■ WHAT IS REQUIRED: Go through the records below line by line, counting those that contain the word "this"; answer with the count only.

■ RECORDS SUPPLIED:
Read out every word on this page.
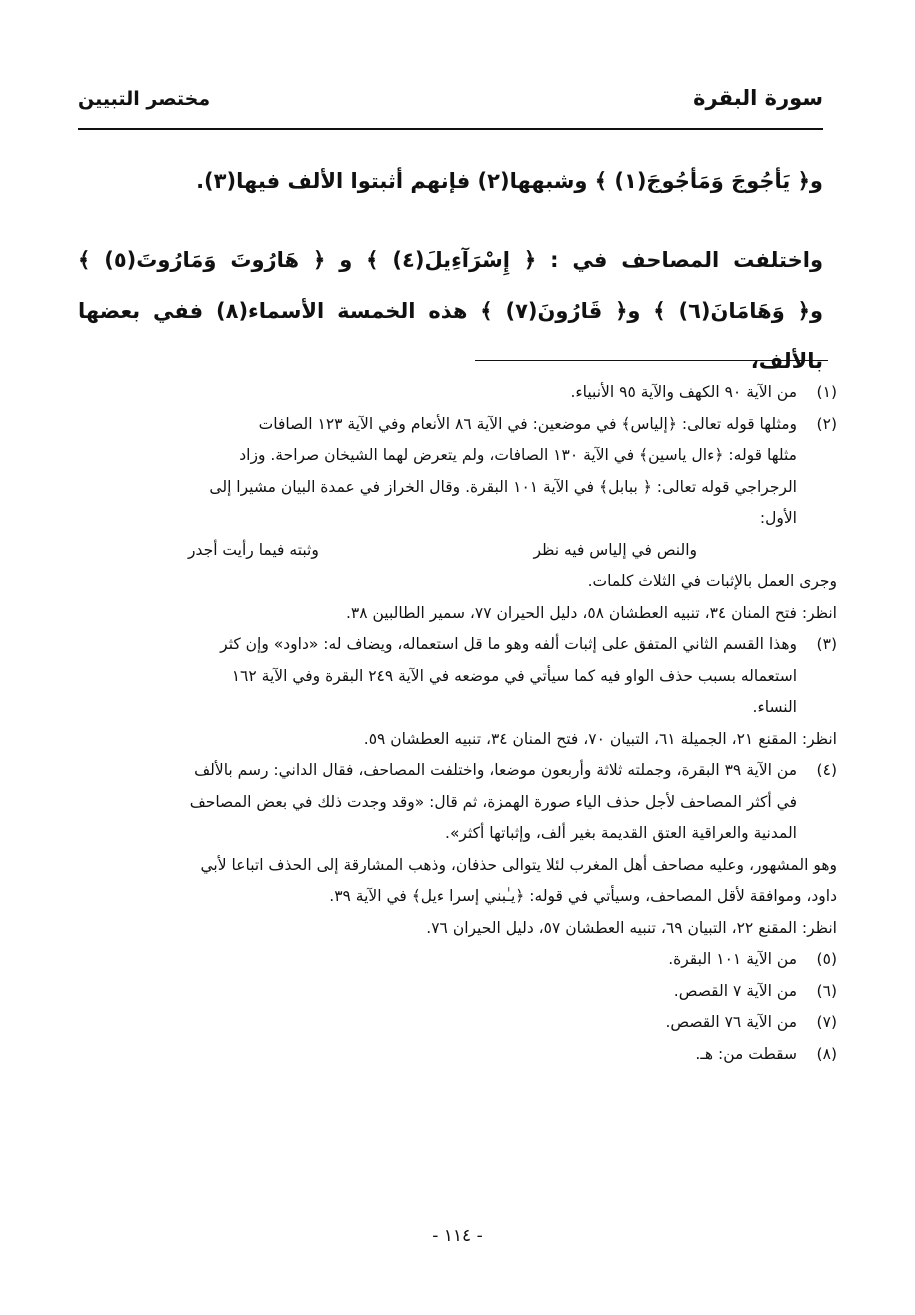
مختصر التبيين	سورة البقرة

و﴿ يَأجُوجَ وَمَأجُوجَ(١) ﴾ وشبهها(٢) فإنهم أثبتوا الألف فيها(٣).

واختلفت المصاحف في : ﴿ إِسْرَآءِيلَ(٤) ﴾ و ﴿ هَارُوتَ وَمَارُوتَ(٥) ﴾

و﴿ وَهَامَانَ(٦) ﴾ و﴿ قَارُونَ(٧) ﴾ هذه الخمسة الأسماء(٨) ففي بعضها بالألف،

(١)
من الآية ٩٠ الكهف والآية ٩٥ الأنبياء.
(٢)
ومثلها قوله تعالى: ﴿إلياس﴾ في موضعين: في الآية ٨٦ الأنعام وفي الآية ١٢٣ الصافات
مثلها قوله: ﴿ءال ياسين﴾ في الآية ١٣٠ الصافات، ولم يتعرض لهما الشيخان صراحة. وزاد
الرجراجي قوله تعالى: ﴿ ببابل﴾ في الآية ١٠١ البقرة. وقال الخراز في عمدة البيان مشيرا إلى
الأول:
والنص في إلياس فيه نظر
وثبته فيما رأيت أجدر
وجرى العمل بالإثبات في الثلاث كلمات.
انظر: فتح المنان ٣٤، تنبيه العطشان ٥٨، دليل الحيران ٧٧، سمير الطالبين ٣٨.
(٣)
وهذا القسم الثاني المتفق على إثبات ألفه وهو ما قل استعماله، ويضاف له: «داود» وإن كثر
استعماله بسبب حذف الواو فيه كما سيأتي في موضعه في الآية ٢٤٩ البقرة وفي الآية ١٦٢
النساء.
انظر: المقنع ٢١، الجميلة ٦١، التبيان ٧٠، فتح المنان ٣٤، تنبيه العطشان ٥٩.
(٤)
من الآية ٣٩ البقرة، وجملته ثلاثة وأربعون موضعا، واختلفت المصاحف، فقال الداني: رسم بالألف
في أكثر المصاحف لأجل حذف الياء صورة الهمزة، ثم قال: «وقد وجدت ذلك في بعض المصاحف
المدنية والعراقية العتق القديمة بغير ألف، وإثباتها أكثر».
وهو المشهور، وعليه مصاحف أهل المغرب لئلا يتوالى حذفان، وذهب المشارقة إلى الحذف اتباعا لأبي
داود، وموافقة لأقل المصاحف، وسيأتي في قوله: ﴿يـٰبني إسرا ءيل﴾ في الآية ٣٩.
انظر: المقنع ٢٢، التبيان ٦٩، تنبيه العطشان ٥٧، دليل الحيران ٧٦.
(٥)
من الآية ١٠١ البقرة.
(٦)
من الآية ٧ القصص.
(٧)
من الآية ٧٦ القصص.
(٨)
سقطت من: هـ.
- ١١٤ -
...
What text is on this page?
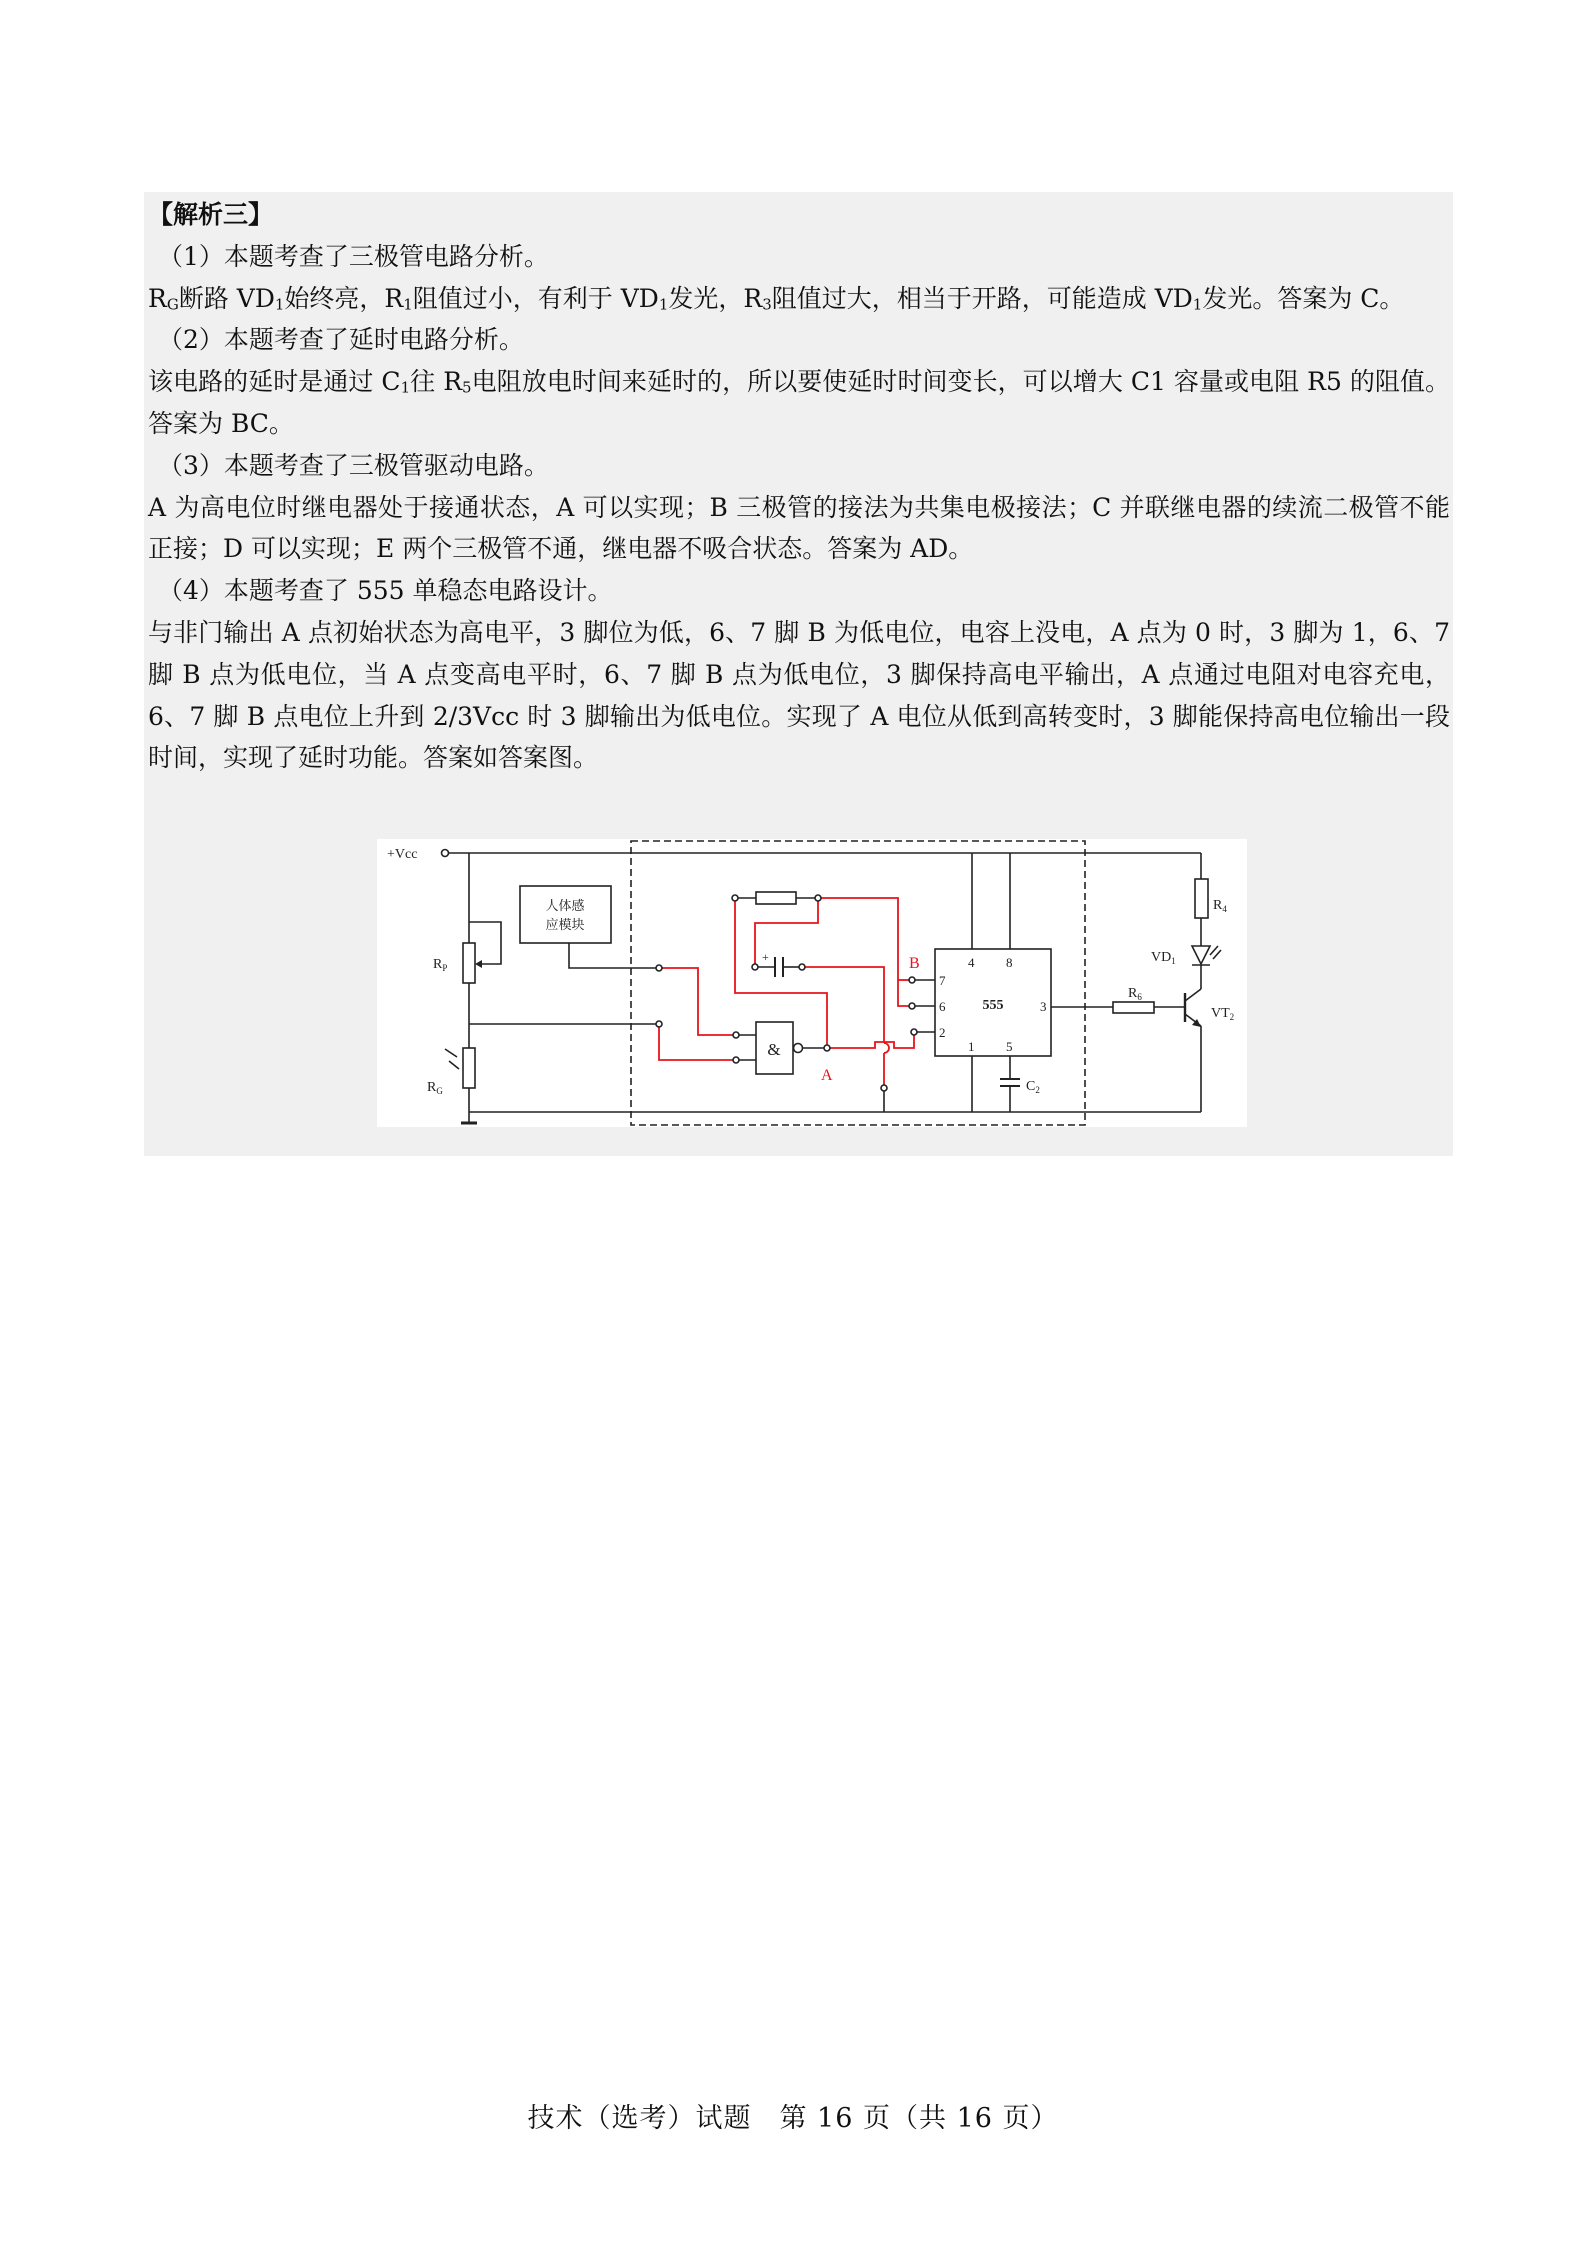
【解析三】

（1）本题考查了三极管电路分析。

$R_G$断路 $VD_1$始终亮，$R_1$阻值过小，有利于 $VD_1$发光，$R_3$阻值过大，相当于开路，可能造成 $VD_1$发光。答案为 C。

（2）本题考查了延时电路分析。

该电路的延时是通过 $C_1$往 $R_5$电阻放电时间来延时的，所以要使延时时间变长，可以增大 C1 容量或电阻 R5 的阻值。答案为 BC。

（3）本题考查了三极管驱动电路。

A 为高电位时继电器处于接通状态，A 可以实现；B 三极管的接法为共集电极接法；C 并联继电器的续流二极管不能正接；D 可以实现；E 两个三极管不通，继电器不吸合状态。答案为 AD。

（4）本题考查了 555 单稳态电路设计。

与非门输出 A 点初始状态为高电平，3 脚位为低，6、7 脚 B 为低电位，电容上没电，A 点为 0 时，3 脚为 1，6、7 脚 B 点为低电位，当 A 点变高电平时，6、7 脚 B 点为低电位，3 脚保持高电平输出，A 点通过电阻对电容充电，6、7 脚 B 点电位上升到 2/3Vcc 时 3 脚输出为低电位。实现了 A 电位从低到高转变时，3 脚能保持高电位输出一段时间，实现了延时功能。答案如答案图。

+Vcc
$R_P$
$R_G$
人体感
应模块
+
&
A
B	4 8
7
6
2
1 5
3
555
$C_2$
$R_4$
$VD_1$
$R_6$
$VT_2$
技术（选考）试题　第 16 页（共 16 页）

■ ANSWER: 2